EXERCISE AIM:
Go through the lines below. Copy those with "color".

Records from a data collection

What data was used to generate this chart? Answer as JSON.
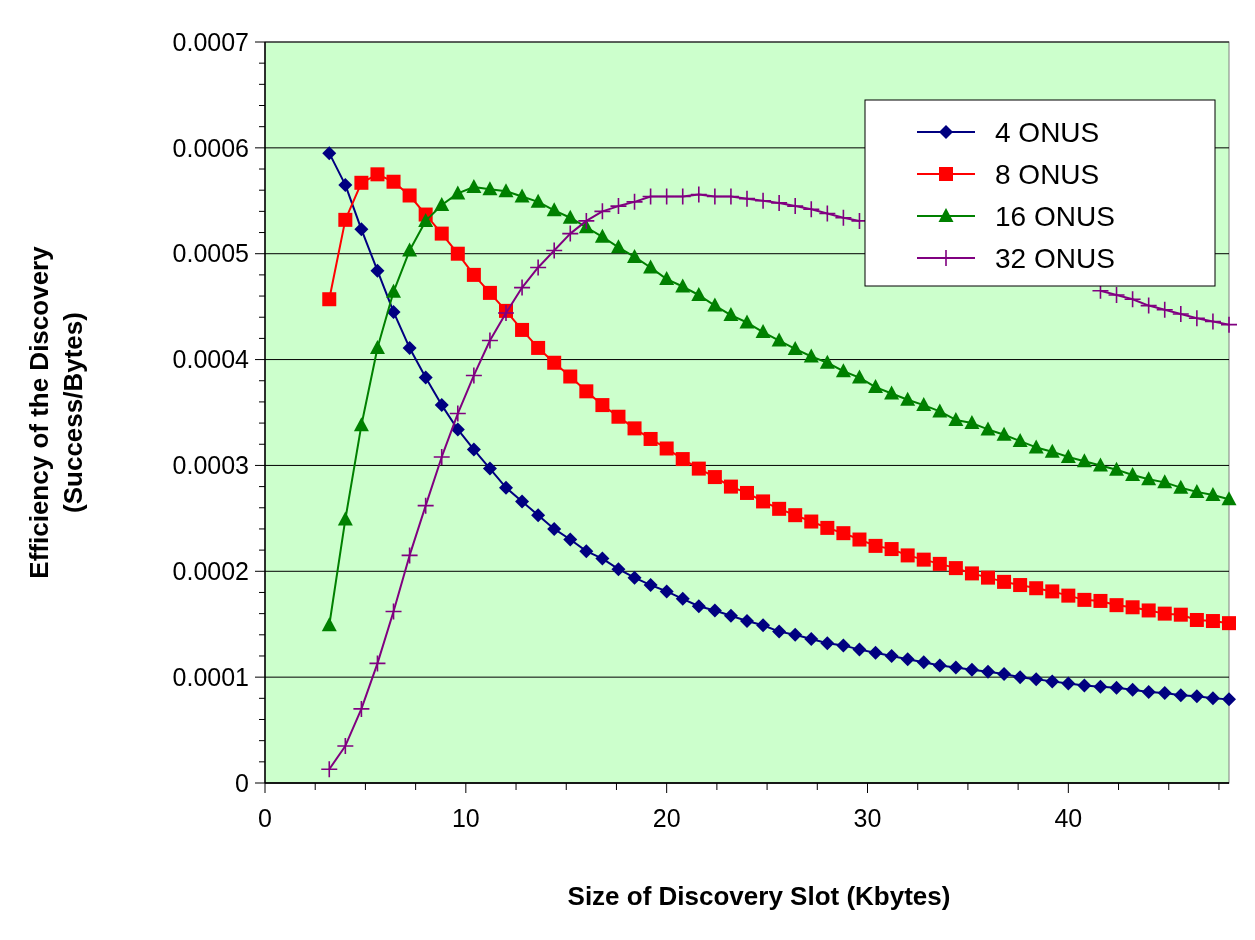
{
  "chart_data": {
    "type": "line",
    "xlabel": "Size of Discovery Slot (Kbytes)",
    "ylabel": "Efficiency of the Discovery\n(Success/Bytes)",
    "xlim": [
      0,
      48
    ],
    "ylim": [
      0,
      0.0007
    ],
    "xticks": [
      0,
      {
        "value": 2.5,
        "label": null
      },
      {
        "value": 5,
        "label": null
      },
      {
        "value": 7.5,
        "label": null
      },
      10,
      {
        "value": 12.5,
        "label": null
      },
      {
        "value": 15,
        "label": null
      },
      {
        "value": 17.5,
        "label": null
      },
      20,
      {
        "value": 22.5,
        "label": null
      },
      {
        "value": 25,
        "label": null
      },
      {
        "value": 27.5,
        "label": null
      },
      30,
      {
        "value": 32.5,
        "label": null
      },
      {
        "value": 35,
        "label": null
      },
      {
        "value": 37.5,
        "label": null
      },
      40,
      {
        "value": 42.5,
        "label": null
      },
      {
        "value": 45,
        "label": null
      },
      {
        "value": 47.5,
        "label": null
      }
    ],
    "yticks": [
      0,
      {
        "value": 2e-05,
        "label": null
      },
      {
        "value": 4e-05,
        "label": null
      },
      {
        "value": 6e-05,
        "label": null
      },
      {
        "value": 8e-05,
        "label": null
      },
      0.0001,
      {
        "value": 0.00012,
        "label": null
      },
      {
        "value": 0.00014,
        "label": null
      },
      {
        "value": 0.00016,
        "label": null
      },
      {
        "value": 0.00018,
        "label": null
      },
      0.0002,
      {
        "value": 0.00022,
        "label": null
      },
      {
        "value": 0.00024,
        "label": null
      },
      {
        "value": 0.00026,
        "label": null
      },
      {
        "value": 0.00028,
        "label": null
      },
      0.0003,
      {
        "value": 0.00032,
        "label": null
      },
      {
        "value": 0.00034,
        "label": null
      },
      {
        "value": 0.00036,
        "label": null
      },
      {
        "value": 0.00038,
        "label": null
      },
      0.0004,
      {
        "value": 0.00042,
        "label": null
      },
      {
        "value": 0.00044,
        "label": null
      },
      {
        "value": 0.00046,
        "label": null
      },
      {
        "value": 0.00048,
        "label": null
      },
      0.0005,
      {
        "value": 0.00052,
        "label": null
      },
      {
        "value": 0.00054,
        "label": null
      },
      {
        "value": 0.00056,
        "label": null
      },
      {
        "value": 0.00058,
        "label": null
      },
      0.0006,
      {
        "value": 0.00062,
        "label": null
      },
      {
        "value": 0.00064,
        "label": null
      },
      {
        "value": 0.00066,
        "label": null
      },
      {
        "value": 0.00068,
        "label": null
      },
      0.0007
    ],
    "grid": "y",
    "legend": "top right",
    "x": [
      3.2,
      4,
      4.8,
      5.6,
      6.4,
      7.2,
      8,
      8.8,
      9.6,
      10.4,
      11.2,
      12,
      12.8,
      13.6,
      14.4,
      15.2,
      16,
      16.8,
      17.6,
      18.4,
      19.2,
      20,
      20.8,
      21.6,
      22.4,
      23.2,
      24,
      24.8,
      25.6,
      26.4,
      27.2,
      28,
      28.8,
      29.6,
      30.4,
      31.2,
      32,
      32.8,
      33.6,
      34.4,
      35.2,
      36,
      36.8,
      37.6,
      38.4,
      39.2,
      40,
      40.8,
      41.6,
      42.4,
      43.2,
      44,
      44.8,
      45.6,
      46.4,
      47.2,
      48
    ],
    "series": [
      {
        "name": "4 ONUS",
        "color": "#000080",
        "marker": "diamond",
        "values": [
          0.000595,
          0.000565,
          0.000523,
          0.000484,
          0.000445,
          0.000411,
          0.000383,
          0.000357,
          0.000334,
          0.000315,
          0.000297,
          0.000279,
          0.000266,
          0.000253,
          0.00024,
          0.00023,
          0.000219,
          0.000212,
          0.000202,
          0.000194,
          0.000187,
          0.000181,
          0.000174,
          0.000167,
          0.000163,
          0.000158,
          0.000153,
          0.000149,
          0.000143,
          0.00014,
          0.000136,
          0.000132,
          0.00013,
          0.000126,
          0.000123,
          0.00012,
          0.000117,
          0.000114,
          0.000111,
          0.000109,
          0.000107,
          0.000105,
          0.000103,
          0.0001,
          9.8e-05,
          9.6e-05,
          9.4e-05,
          9.2e-05,
          9.1e-05,
          9e-05,
          8.8e-05,
          8.6e-05,
          8.5e-05,
          8.3e-05,
          8.2e-05,
          8e-05,
          7.9e-05
        ]
      },
      {
        "name": "8 ONUS",
        "color": "#ff0000",
        "marker": "square",
        "values": [
          0.000457,
          0.000532,
          0.000567,
          0.000575,
          0.000568,
          0.000555,
          0.000537,
          0.000519,
          0.0005,
          0.00048,
          0.000463,
          0.000446,
          0.000428,
          0.000411,
          0.000397,
          0.000384,
          0.00037,
          0.000357,
          0.000346,
          0.000335,
          0.000325,
          0.000316,
          0.000306,
          0.000297,
          0.000289,
          0.00028,
          0.000274,
          0.000266,
          0.000259,
          0.000253,
          0.000247,
          0.000241,
          0.000236,
          0.00023,
          0.000224,
          0.000221,
          0.000215,
          0.000211,
          0.000207,
          0.000203,
          0.000198,
          0.000194,
          0.00019,
          0.000187,
          0.000184,
          0.000181,
          0.000177,
          0.000173,
          0.000172,
          0.000168,
          0.000166,
          0.000163,
          0.00016,
          0.000159,
          0.000154,
          0.000153,
          0.000151
        ]
      },
      {
        "name": "16 ONUS",
        "color": "#008000",
        "marker": "triangle",
        "values": [
          0.000149,
          0.000249,
          0.000338,
          0.000411,
          0.000464,
          0.000503,
          0.000531,
          0.000546,
          0.000557,
          0.000563,
          0.000561,
          0.000559,
          0.000554,
          0.000549,
          0.000541,
          0.000534,
          0.000525,
          0.000516,
          0.000506,
          0.000497,
          0.000487,
          0.000476,
          0.000469,
          0.000461,
          0.000451,
          0.000442,
          0.000435,
          0.000426,
          0.000418,
          0.00041,
          0.000403,
          0.000397,
          0.000389,
          0.000383,
          0.000374,
          0.000368,
          0.000362,
          0.000357,
          0.000351,
          0.000343,
          0.00034,
          0.000334,
          0.000329,
          0.000323,
          0.000317,
          0.000313,
          0.000308,
          0.000304,
          0.0003,
          0.000296,
          0.000291,
          0.000287,
          0.000284,
          0.000279,
          0.000275,
          0.000272,
          0.000268
        ]
      },
      {
        "name": "32 ONUS",
        "color": "#800080",
        "marker": "cross",
        "values": [
          1.3e-05,
          3.5e-05,
          7e-05,
          0.000113,
          0.000162,
          0.000215,
          0.000262,
          0.000308,
          0.000349,
          0.000385,
          0.000418,
          0.000444,
          0.000468,
          0.000487,
          0.000503,
          0.000519,
          0.000531,
          0.00054,
          0.000545,
          0.000549,
          0.000554,
          0.000554,
          0.000554,
          0.000556,
          0.000554,
          0.000554,
          0.000552,
          0.00055,
          0.000548,
          0.000545,
          0.000542,
          0.000538,
          0.000534,
          0.000531,
          null,
          null,
          null,
          null,
          null,
          null,
          null,
          null,
          null,
          null,
          null,
          null,
          null,
          null,
          0.000465,
          0.000461,
          0.000457,
          0.000451,
          0.000447,
          0.000443,
          0.000439,
          0.000436,
          0.000433
        ]
      }
    ]
  }
}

THE SOLUTION:
        "color": "#000080",
        "color": "#ff0000",
        "color": "#008000",
        "color": "#800080",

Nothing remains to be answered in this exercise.